Excerpts from a figure dataset:
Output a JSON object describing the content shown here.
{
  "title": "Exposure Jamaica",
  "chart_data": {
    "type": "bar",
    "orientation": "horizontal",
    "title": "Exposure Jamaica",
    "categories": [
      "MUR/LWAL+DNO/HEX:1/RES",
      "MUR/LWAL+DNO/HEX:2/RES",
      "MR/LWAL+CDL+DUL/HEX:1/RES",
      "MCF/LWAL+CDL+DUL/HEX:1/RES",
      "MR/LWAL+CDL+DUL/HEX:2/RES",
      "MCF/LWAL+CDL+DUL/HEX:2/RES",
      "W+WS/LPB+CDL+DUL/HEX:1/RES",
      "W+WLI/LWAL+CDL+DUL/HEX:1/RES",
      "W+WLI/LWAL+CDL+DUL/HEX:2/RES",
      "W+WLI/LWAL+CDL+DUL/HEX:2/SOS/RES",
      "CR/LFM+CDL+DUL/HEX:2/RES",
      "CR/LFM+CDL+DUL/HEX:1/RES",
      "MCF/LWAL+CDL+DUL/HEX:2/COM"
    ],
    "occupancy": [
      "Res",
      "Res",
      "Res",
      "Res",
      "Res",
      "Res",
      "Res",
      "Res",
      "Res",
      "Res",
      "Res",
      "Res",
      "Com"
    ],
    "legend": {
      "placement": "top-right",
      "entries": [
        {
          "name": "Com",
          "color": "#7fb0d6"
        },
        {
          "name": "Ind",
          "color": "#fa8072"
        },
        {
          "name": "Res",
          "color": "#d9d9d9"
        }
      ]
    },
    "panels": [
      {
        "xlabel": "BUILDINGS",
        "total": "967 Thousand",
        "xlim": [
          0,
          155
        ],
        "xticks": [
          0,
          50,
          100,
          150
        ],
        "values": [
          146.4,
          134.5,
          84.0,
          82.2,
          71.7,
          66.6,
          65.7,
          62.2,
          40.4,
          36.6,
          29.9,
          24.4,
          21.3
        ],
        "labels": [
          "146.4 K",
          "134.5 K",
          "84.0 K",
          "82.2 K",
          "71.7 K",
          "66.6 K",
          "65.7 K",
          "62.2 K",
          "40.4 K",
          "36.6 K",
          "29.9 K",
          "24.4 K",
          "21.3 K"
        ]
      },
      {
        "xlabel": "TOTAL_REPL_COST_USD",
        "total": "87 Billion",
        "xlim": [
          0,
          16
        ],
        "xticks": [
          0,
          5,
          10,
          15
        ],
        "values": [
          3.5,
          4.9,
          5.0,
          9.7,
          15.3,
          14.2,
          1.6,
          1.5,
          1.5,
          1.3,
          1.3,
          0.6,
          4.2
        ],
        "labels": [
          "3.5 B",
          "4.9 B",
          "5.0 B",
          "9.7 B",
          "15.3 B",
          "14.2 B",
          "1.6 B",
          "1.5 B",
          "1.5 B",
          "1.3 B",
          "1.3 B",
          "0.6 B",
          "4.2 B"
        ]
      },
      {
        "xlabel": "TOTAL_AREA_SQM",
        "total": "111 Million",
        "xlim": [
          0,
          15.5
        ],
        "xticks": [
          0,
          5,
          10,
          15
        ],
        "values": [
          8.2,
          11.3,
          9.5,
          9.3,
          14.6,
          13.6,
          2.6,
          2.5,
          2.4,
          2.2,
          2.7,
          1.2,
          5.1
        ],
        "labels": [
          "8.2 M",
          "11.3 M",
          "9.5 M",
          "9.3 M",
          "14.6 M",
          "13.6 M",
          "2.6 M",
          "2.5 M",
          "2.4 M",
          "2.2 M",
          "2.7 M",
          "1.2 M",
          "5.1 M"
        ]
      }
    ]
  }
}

§ **WHAT TO DO**:
From the entries, copy out each line containing the word "color".

§ **SOLUTION FOR THIS EXERCISE**:
          "color": "#7fb0d6"
          "color": "#fa8072"
          "color": "#d9d9d9"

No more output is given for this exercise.